>> begin Text excerpt
# Which PC company is better?



## iciesangel (Nov 10, 2003)

I'm getting a new PC, but I'm not sure which is better.
I do a lot of multi tasking, casual gamer, photoshop, home business.
Looking to spend about $1,500.
I've looked at Dell, HP & Gateway.
I was told that Gateway wasn't that great, & I've read were Dell isn't either.
Any in put?
Thanks


----------



## Stoner (Oct 26, 2002)

iciesangel said:


> I'm getting a new PC, but I'm not sure which is better.
> I do a lot of multi tasking, casual gamer, photoshop, home business.
> Looking to spend about $1,500.
> I've looked at Dell, HP & Gateway.
> ...


Things change in the market arena. Ups and downs in quality from model to model.
It might be better to decide which model of either brand you are interested in and compare reviews of them directly.

Gateways weren't that great, imo.....but now they're owned by Acer and the Acer I'm posting from has been a decent purchase.

You might even consider assembling your own if it's a desktop. There won't be any savings, but you can order the equipment with the better to best ratings to assure a quality build. Downside is the support will be essentially.....you, and the warranty spread out among many manufacturers.
But then, there are many complaints on the internet of branded owners that haven't had luck there either.

I built a computer a year ago ( used off line ) out of a good selection of parts and am quite satisfied. I didn't save anything, but it was my first build and did it for the experience.


----------



## iciesangel (Nov 10, 2003)

Thanks for the input.
I don't have enough tech savvy to build my own, so I was looking to build one online with my prefs.


----------



## NikRik (Mar 20, 2008)

I purchased a DELL and so far I have had no hardware probs . Just incase I should I purchased the 4 year in home warranty ! Now as with almost all PC's ,software probs are another story ,however I have been thru this all B/4 ,and thru google searches and reading post on boards like this ,I was almost always able to fix the problem myself . So far Iam very happy with Dells hardware choices for the XPS 400 I purchased . I've looked up each piece of installed hardware seperatly and they all have high ratings ! For $1500 you can get alot of bang for your buck with Dell, and no I do not work for Dell !
Good Luck, Nick


----------



## iciesangel (Nov 10, 2003)

> For $1500 you can get alot of bang for your buck with Dell


That's what I thought also.
I went ahead & ordered my Dell a couple days ago.
Can't wait for it to get here. This POS is about to croak.


----------



## NikRik (Mar 20, 2008)

I hope you enjoy your new PC ,I know I use my Dell everyday and after some initial probs with software ,I have not had any problems with it at all ! Of course with any brand of PC you are going to have those who say they are terrible and others who say there the best ! I often go to the Dell community forum http://www.dellcommunity.com/supportforums/ 
There you will find alot of info on your picticular model ,are able to get drivers in needed,however you will recieve all of the needed CD's with the Utilities and Drivers for your system ! Enjoy your new PC !
Take Care Nick


----------



## Davec (Jan 27, 2001)

With Dell I recommend the Vostro series. No decrapifying required.


----------



## 1002richards (Jan 29, 2006)

For others reading this, the UK organisation 'Which?' is a totally independent consumer protection organisation who test and review all sorts (cars, washing machines etc etc) and here's a link to their computing section:
http://www.which.co.uk/reviews/computing/index.jsp

Which? is one of the few oranisations in the UK that gets laws changed, so I enjoy their reviews, hope it's of interest?

Richard


----------
>> end Text excerpt
### Set exercise A
In the dataset rows, starting at the line containing "shop-image[interactable] — [632, 305, 733, 406]" and ending at the line containing "view-button[interactable]: 查看 — [1583, 233, 1644, 256]", substitute "item-checkbox" for "row-checkbox" and leave everything else as it is.
>> begin Material provided
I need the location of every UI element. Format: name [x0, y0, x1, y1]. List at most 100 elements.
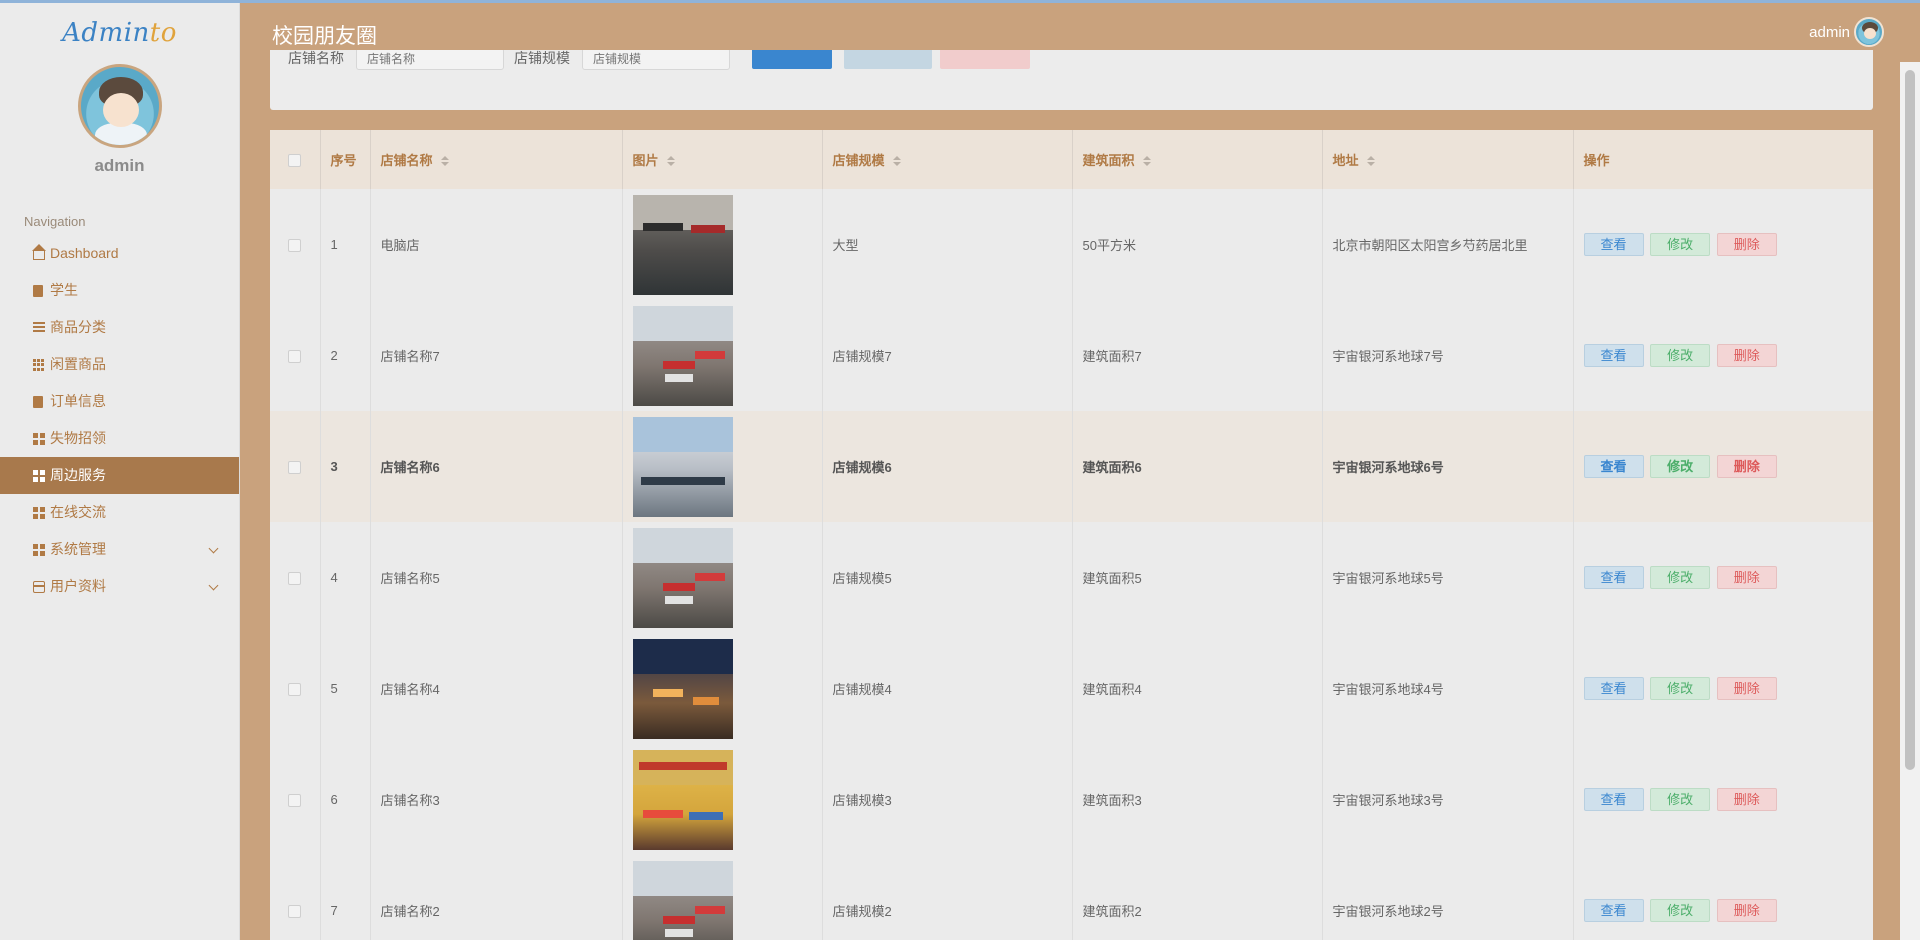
shop-image[interactable] — [632, 305, 733, 406]
delete-button[interactable]: 删除 — [1716, 788, 1777, 811]
select-all-checkbox[interactable] — [288, 154, 302, 168]
shop-image[interactable] — [632, 194, 733, 295]
page-title: 校园朋友圈 — [272, 25, 377, 48]
column-header-area[interactable]: 建筑面积 — [1072, 130, 1323, 189]
sidebar-item-idle-goods[interactable]: 闲置商品 — [0, 346, 239, 383]
avatar[interactable] — [77, 64, 162, 148]
shop-image[interactable] — [632, 416, 733, 517]
table-row[interactable]: 6 店铺名称3 店铺规模3 建筑面积3 宇宙银河系地球3号 查看 修改 删除 — [270, 744, 1873, 855]
scrollbar-thumb[interactable] — [1905, 70, 1915, 770]
list-icon — [33, 322, 45, 334]
batch-delete-button[interactable]: 删除 — [940, 50, 1030, 69]
delete-button[interactable]: 删除 — [1716, 455, 1777, 478]
sidebar-item-label: 商品分类 — [50, 319, 106, 335]
vertical-scrollbar[interactable] — [1900, 62, 1920, 940]
search-button[interactable]: 查询 — [752, 50, 832, 69]
row-checkbox[interactable] — [288, 350, 302, 364]
row-checkbox[interactable] — [288, 794, 302, 808]
cell-scale: 大型 — [822, 189, 1073, 300]
cell-area: 建筑面积7 — [1072, 300, 1323, 411]
column-header-address[interactable]: 地址 — [1322, 130, 1574, 189]
header-avatar[interactable] — [1854, 17, 1884, 47]
sort-icon[interactable] — [1366, 156, 1375, 167]
clipboard-icon — [33, 396, 43, 408]
table-row[interactable]: 3 店铺名称6 店铺规模6 建筑面积6 宇宙银河系地球6号 查看 修改 删除 — [270, 411, 1873, 522]
view-button[interactable]: 查看 — [1583, 788, 1644, 811]
table-row[interactable]: 5 店铺名称4 店铺规模4 建筑面积4 宇宙银河系地球4号 查看 修改 删除 — [270, 633, 1873, 744]
search-panel: 店铺名称 店铺规模 查询 新增 删除 — [270, 50, 1873, 110]
cell-actions: 查看 修改 删除 — [1573, 855, 1873, 940]
edit-button[interactable]: 修改 — [1650, 455, 1711, 478]
view-button[interactable]: 查看 — [1583, 677, 1644, 700]
sidebar-item-system-management[interactable]: 系统管理 — [0, 531, 239, 568]
row-checkbox[interactable] — [288, 461, 302, 475]
cell-image — [622, 300, 823, 411]
delete-button[interactable]: 删除 — [1716, 344, 1777, 367]
row-checkbox[interactable] — [288, 683, 302, 697]
view-button[interactable]: 查看 — [1583, 233, 1644, 256]
sidebar-item-orders[interactable]: 订单信息 — [0, 383, 239, 420]
shop-name-label: 店铺名称 — [288, 50, 344, 66]
app-logo[interactable]: Adminto — [0, 18, 239, 48]
row-checkbox[interactable] — [288, 572, 302, 586]
sidebar-item-nearby-services[interactable]: 周边服务 — [0, 457, 239, 494]
sidebar-item-categories[interactable]: 商品分类 — [0, 309, 239, 346]
delete-button[interactable]: 删除 — [1716, 677, 1777, 700]
sidebar-item-user-profile[interactable]: 用户资料 — [0, 568, 239, 605]
column-header-name[interactable]: 店铺名称 — [370, 130, 623, 189]
shop-image[interactable] — [632, 638, 733, 739]
data-table-panel: 序号 店铺名称 图片 店铺规模 建筑面积 地址 操作 1 电脑店 大型 50平方… — [270, 130, 1873, 940]
edit-button[interactable]: 修改 — [1650, 233, 1711, 256]
edit-button[interactable]: 修改 — [1650, 899, 1711, 922]
edit-button[interactable]: 修改 — [1650, 344, 1711, 367]
sort-icon[interactable] — [1142, 156, 1151, 167]
cell-address: 宇宙银河系地球5号 — [1322, 522, 1574, 633]
table-row[interactable]: 4 店铺名称5 店铺规模5 建筑面积5 宇宙银河系地球5号 查看 修改 删除 — [270, 522, 1873, 633]
sidebar-item-label: 订单信息 — [50, 393, 106, 409]
sidebar-item-lost-found[interactable]: 失物招领 — [0, 420, 239, 457]
cell-image — [622, 522, 823, 633]
column-header-image[interactable]: 图片 — [622, 130, 823, 189]
edit-button[interactable]: 修改 — [1650, 788, 1711, 811]
table-row[interactable]: 7 店铺名称2 店铺规模2 建筑面积2 宇宙银河系地球2号 查看 修改 删除 — [270, 855, 1873, 940]
table-row[interactable]: 1 电脑店 大型 50平方米 北京市朝阳区太阳宫乡芍药居北里 查看 修改 删除 — [270, 189, 1873, 300]
shop-scale-input[interactable] — [582, 50, 730, 70]
row-checkbox[interactable] — [288, 239, 302, 253]
row-checkbox[interactable] — [288, 905, 302, 919]
header-user-name[interactable]: admin — [1809, 24, 1850, 41]
cell-scale: 店铺规模3 — [822, 744, 1073, 855]
sidebar-item-label: 周边服务 — [50, 467, 106, 483]
delete-button[interactable]: 删除 — [1716, 566, 1777, 589]
view-button[interactable]: 查看 — [1583, 899, 1644, 922]
cell-actions: 查看 修改 删除 — [1573, 522, 1873, 633]
cell-area: 建筑面积3 — [1072, 744, 1323, 855]
cell-area: 建筑面积2 — [1072, 855, 1323, 940]
view-button[interactable]: 查看 — [1583, 455, 1644, 478]
delete-button[interactable]: 删除 — [1716, 233, 1777, 256]
cell-actions: 查看 修改 删除 — [1573, 300, 1873, 411]
shop-image[interactable] — [632, 749, 733, 850]
edit-button[interactable]: 修改 — [1650, 677, 1711, 700]
cell-address: 宇宙银河系地球4号 — [1322, 633, 1574, 744]
shop-image[interactable] — [632, 527, 733, 628]
sort-icon[interactable] — [892, 156, 901, 167]
edit-button[interactable]: 修改 — [1650, 566, 1711, 589]
sidebar-item-students[interactable]: 学生 — [0, 272, 239, 309]
add-button[interactable]: 新增 — [844, 50, 932, 69]
sort-icon[interactable] — [440, 156, 449, 167]
cell-index: 6 — [320, 744, 371, 855]
shop-image[interactable] — [632, 860, 733, 940]
cell-index: 5 — [320, 633, 371, 744]
sort-icon[interactable] — [666, 156, 675, 167]
cell-actions: 查看 修改 删除 — [1573, 189, 1873, 300]
delete-button[interactable]: 删除 — [1716, 899, 1777, 922]
shop-name-input[interactable] — [356, 50, 504, 70]
view-button[interactable]: 查看 — [1583, 566, 1644, 589]
sidebar-item-online-chat[interactable]: 在线交流 — [0, 494, 239, 531]
cell-scale: 店铺规模5 — [822, 522, 1073, 633]
column-header-scale[interactable]: 店铺规模 — [822, 130, 1073, 189]
cell-name: 电脑店 — [370, 189, 623, 300]
view-button[interactable]: 查看 — [1583, 344, 1644, 367]
table-row[interactable]: 2 店铺名称7 店铺规模7 建筑面积7 宇宙银河系地球7号 查看 修改 删除 — [270, 300, 1873, 411]
sidebar-item-dashboard[interactable]: Dashboard — [0, 235, 239, 272]
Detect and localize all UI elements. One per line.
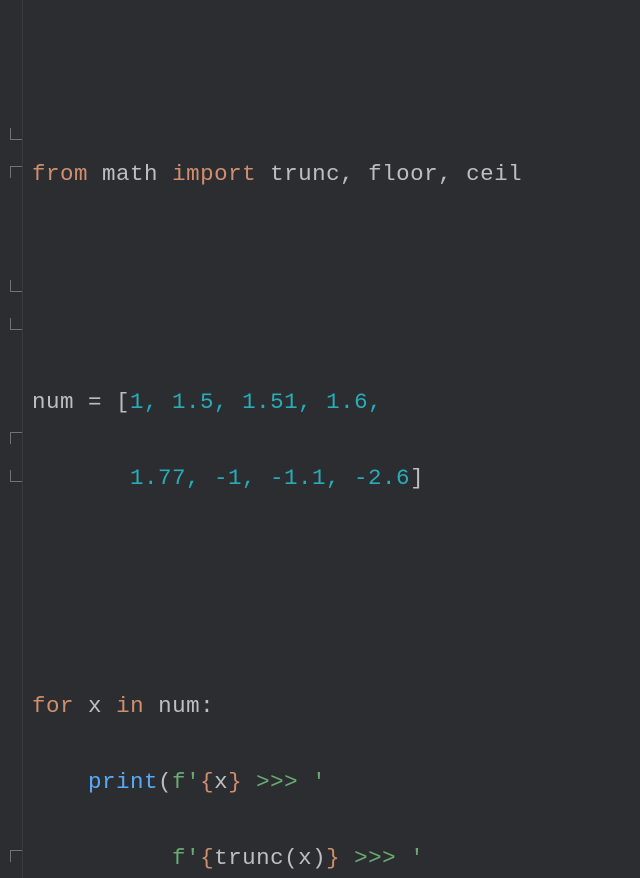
>> end Material provided
### Set exercise B
Translate this sentence from the thread about choosing a PC brand into Spanish: "It might be better to decide which model of either brand you are interested in and compare reviews of them directly."

### Output A
shop-image[interactable] — [632, 305, 733, 406]
delete-button[interactable]: 删除 — [1716, 788, 1777, 811]
select-all-checkbox[interactable] — [288, 154, 302, 168]
shop-image[interactable] — [632, 194, 733, 295]
page-title: 校园朋友圈 — [272, 25, 377, 48]
column-header-area[interactable]: 建筑面积 — [1072, 130, 1323, 189]
sidebar-item-idle-goods[interactable]: 闲置商品 — [0, 346, 239, 383]
avatar[interactable] — [77, 64, 162, 148]
shop-image[interactable] — [632, 416, 733, 517]
table-row[interactable]: 6 店铺名称3 店铺规模3 建筑面积3 宇宙银河系地球3号 查看 修改 删除 — [270, 744, 1873, 855]
scrollbar-thumb[interactable] — [1905, 70, 1915, 770]
list-icon — [33, 322, 45, 334]
batch-delete-button[interactable]: 删除 — [940, 50, 1030, 69]
delete-button[interactable]: 删除 — [1716, 455, 1777, 478]
sidebar-item-label: 商品分类 — [50, 319, 106, 335]
vertical-scrollbar[interactable] — [1900, 62, 1920, 940]
search-button[interactable]: 查询 — [752, 50, 832, 69]
item-checkbox[interactable] — [288, 350, 302, 364]
item-checkbox[interactable] — [288, 794, 302, 808]
cell-scale: 大型 — [822, 189, 1073, 300]
cell-area: 建筑面积7 — [1072, 300, 1323, 411]
column-header-address[interactable]: 地址 — [1322, 130, 1574, 189]
header-avatar[interactable] — [1854, 17, 1884, 47]
sort-icon[interactable] — [1366, 156, 1375, 167]
clipboard-icon — [33, 396, 43, 408]
table-row[interactable]: 3 店铺名称6 店铺规模6 建筑面积6 宇宙银河系地球6号 查看 修改 删除 — [270, 411, 1873, 522]
view-button[interactable]: 查看 — [1583, 788, 1644, 811]
table-row[interactable]: 5 店铺名称4 店铺规模4 建筑面积4 宇宙银河系地球4号 查看 修改 删除 — [270, 633, 1873, 744]
search-panel: 店铺名称 店铺规模 查询 新增 删除 — [270, 50, 1873, 110]
cell-actions: 查看 修改 删除 — [1573, 855, 1873, 940]
edit-button[interactable]: 修改 — [1650, 455, 1711, 478]
view-button[interactable]: 查看 — [1583, 677, 1644, 700]
sidebar-item-system-management[interactable]: 系统管理 — [0, 531, 239, 568]
item-checkbox[interactable] — [288, 461, 302, 475]
cell-image — [622, 300, 823, 411]
delete-button[interactable]: 删除 — [1716, 344, 1777, 367]
item-checkbox[interactable] — [288, 683, 302, 697]
view-button[interactable]: 查看 — [1583, 233, 1644, 256]

### Output B
Podría ser mejor decidir qué modelo de cualquiera de las marcas te interesa y comparar directamente sus reseñas.